Task prompt. Repeat the material below word for word and leave out all pictures.
** Start of Listed records **
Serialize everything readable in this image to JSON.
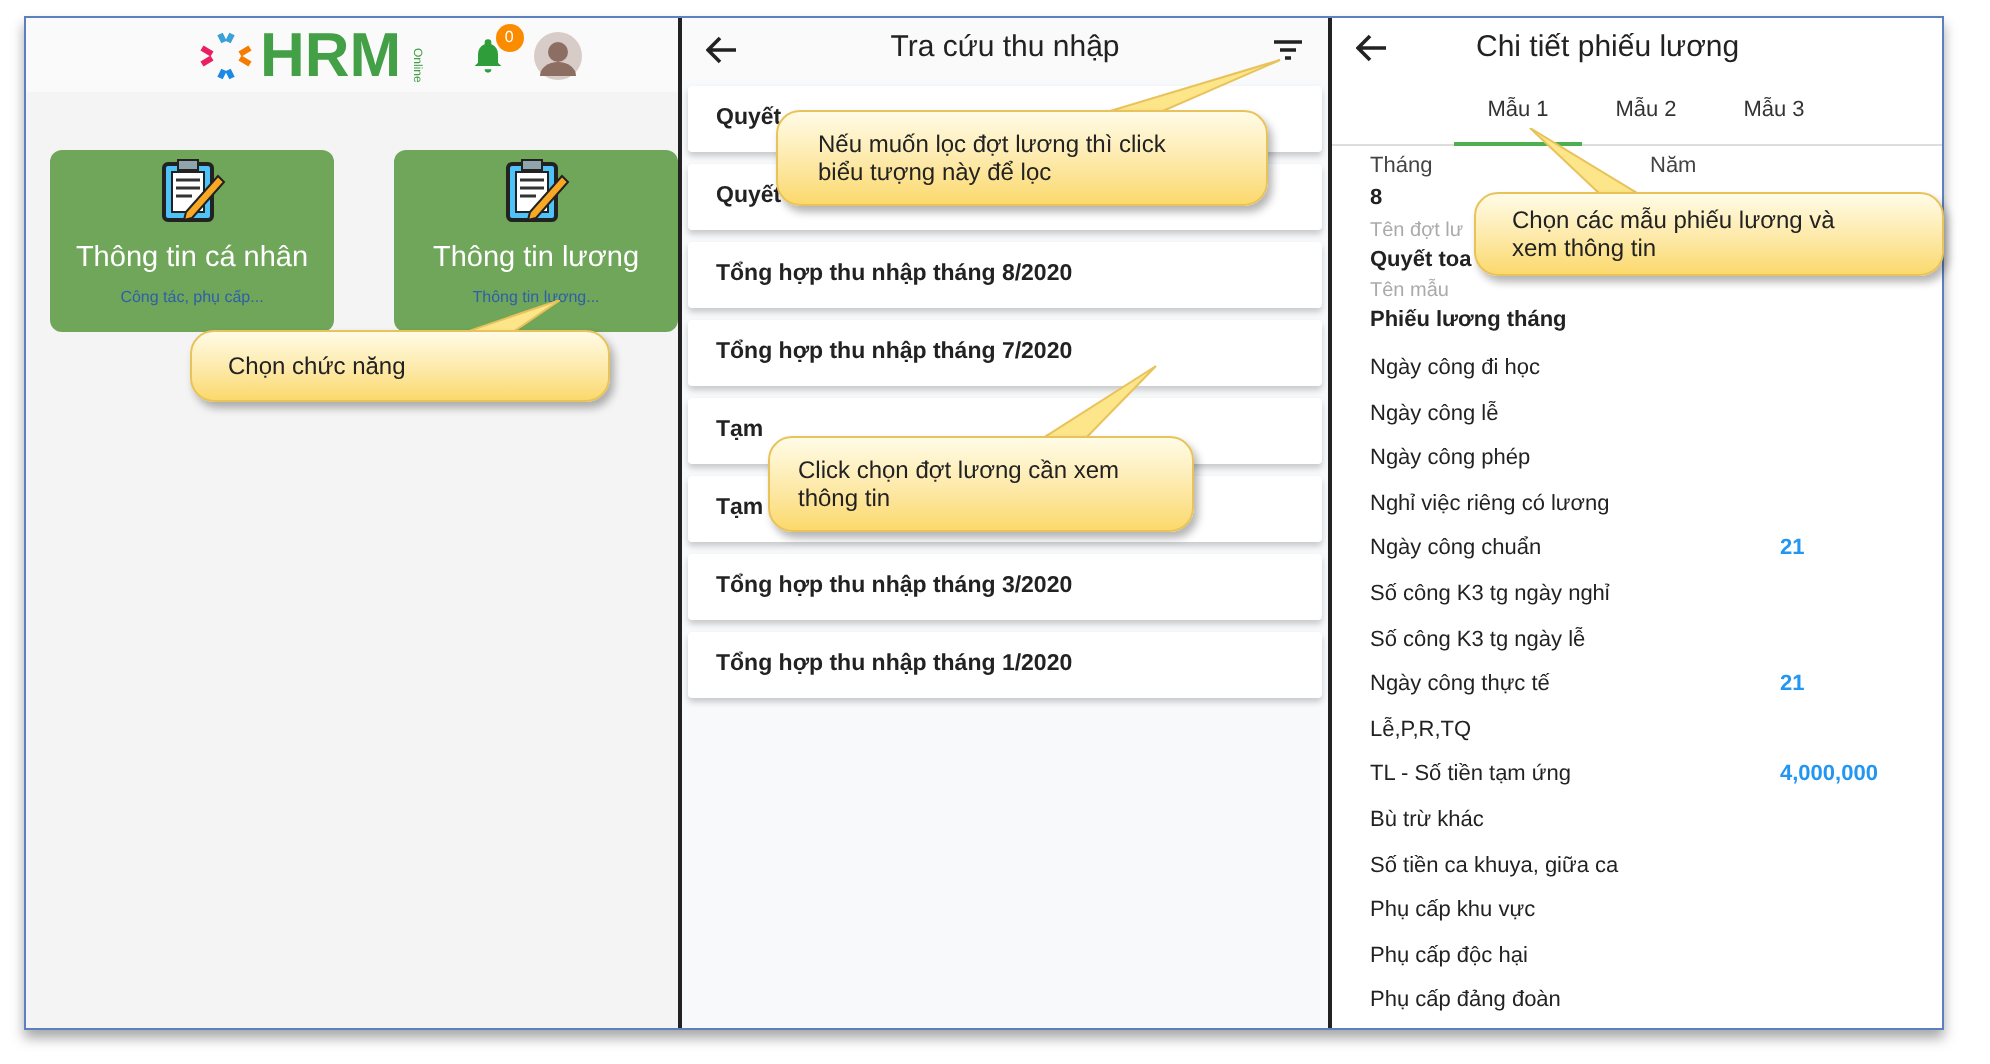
{
  "home": {
    "logo": {
      "brand": "HRM",
      "tag": "Online"
    },
    "notification_count": "0",
    "cards": [
      {
        "title": "Thông tin cá nhân",
        "subtitle": "Công tác, phụ cấp..."
      },
      {
        "title": "Thông tin lương",
        "subtitle": "Thông tin lương..."
      }
    ]
  },
  "income_lookup": {
    "title": "Tra cứu thu nhập",
    "items": [
      "Quyết",
      "Quyết",
      "Tổng hợp thu nhập tháng 8/2020",
      "Tổng hợp thu nhập tháng 7/2020",
      "Tạm",
      "Tạm",
      "Tổng hợp thu nhập tháng 3/2020",
      "Tổng hợp thu nhập tháng 1/2020"
    ]
  },
  "payslip": {
    "title": "Chi tiết phiếu lương",
    "tabs": [
      {
        "label": "Mẫu 1",
        "selected": true
      },
      {
        "label": "Mẫu 2",
        "selected": false
      },
      {
        "label": "Mẫu 3",
        "selected": false
      }
    ],
    "month_label": "Tháng",
    "year_label": "Năm",
    "month_value": "8",
    "batch_label": "Tên đợt lư",
    "batch_value": "Quyết toa",
    "template_label": "Tên mẫu",
    "template_value": "Phiếu lương tháng",
    "rows": [
      {
        "label": "Ngày công đi học"
      },
      {
        "label": "Ngày công lễ"
      },
      {
        "label": "Ngày công phép"
      },
      {
        "label": "Nghỉ việc riêng có lương"
      },
      {
        "label": "Ngày công chuẩn",
        "value": "21"
      },
      {
        "label": "Số công K3 tg ngày nghỉ"
      },
      {
        "label": "Số công K3 tg ngày lễ"
      },
      {
        "label": "Ngày công thực tế",
        "value": "21"
      },
      {
        "label": "Lễ,P,R,TQ"
      },
      {
        "label": "TL - Số tiền tạm ứng",
        "value": "4,000,000"
      },
      {
        "label": "Bù trừ khác"
      },
      {
        "label": "Số tiền ca khuya, giữa ca"
      },
      {
        "label": "Phụ cấp khu vực"
      },
      {
        "label": "Phụ cấp độc hại"
      },
      {
        "label": "Phụ cấp đảng đoàn"
      }
    ]
  },
  "callouts": [
    {
      "text": "Chọn chức năng"
    },
    {
      "text": "Nếu muốn lọc đợt lương thì click biểu tượng này để lọc"
    },
    {
      "text": "Click chọn đợt lương cần xem thông tin"
    },
    {
      "text": "Chọn các mẫu phiếu lương và xem thông tin"
    }
  ]
}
** End of Listed records **
Complete output.
Serialize everything readable in this image to JSON.
{
  "home": {
    "logo": {
      "brand": "HRM",
      "tag": "Online"
    },
    "notification_count": "0",
    "cards": [
      {
        "title": "Thông tin cá nhân",
        "subtitle": "Công tác, phụ cấp..."
      },
      {
        "title": "Thông tin lương",
        "subtitle": "Thông tin lương..."
      }
    ]
  },
  "income_lookup": {
    "title": "Tra cứu thu nhập",
    "items": [
      "Quyết",
      "Quyết",
      "Tổng hợp thu nhập tháng 8/2020",
      "Tổng hợp thu nhập tháng 7/2020",
      "Tạm",
      "Tạm",
      "Tổng hợp thu nhập tháng 3/2020",
      "Tổng hợp thu nhập tháng 1/2020"
    ]
  },
  "payslip": {
    "title": "Chi tiết phiếu lương",
    "tabs": [
      {
        "label": "Mẫu 1",
        "selected": true
      },
      {
        "label": "Mẫu 2",
        "selected": false
      },
      {
        "label": "Mẫu 3",
        "selected": false
      }
    ],
    "month_label": "Tháng",
    "year_label": "Năm",
    "month_value": "8",
    "batch_label": "Tên đợt lư",
    "batch_value": "Quyết toa",
    "template_label": "Tên mẫu",
    "template_value": "Phiếu lương tháng",
    "rows": [
      {
        "label": "Ngày công đi học"
      },
      {
        "label": "Ngày công lễ"
      },
      {
        "label": "Ngày công phép"
      },
      {
        "label": "Nghỉ việc riêng có lương"
      },
      {
        "label": "Ngày công chuẩn",
        "value": "21"
      },
      {
        "label": "Số công K3 tg ngày nghỉ"
      },
      {
        "label": "Số công K3 tg ngày lễ"
      },
      {
        "label": "Ngày công thực tế",
        "value": "21"
      },
      {
        "label": "Lễ,P,R,TQ"
      },
      {
        "label": "TL - Số tiền tạm ứng",
        "value": "4,000,000"
      },
      {
        "label": "Bù trừ khác"
      },
      {
        "label": "Số tiền ca khuya, giữa ca"
      },
      {
        "label": "Phụ cấp khu vực"
      },
      {
        "label": "Phụ cấp độc hại"
      },
      {
        "label": "Phụ cấp đảng đoàn"
      }
    ]
  },
  "callouts": [
    {
      "text": "Chọn chức năng"
    },
    {
      "text": "Nếu muốn lọc đợt lương thì click biểu tượng này để lọc"
    },
    {
      "text": "Click chọn đợt lương cần xem thông tin"
    },
    {
      "text": "Chọn các mẫu phiếu lương và xem thông tin"
    }
  ]
}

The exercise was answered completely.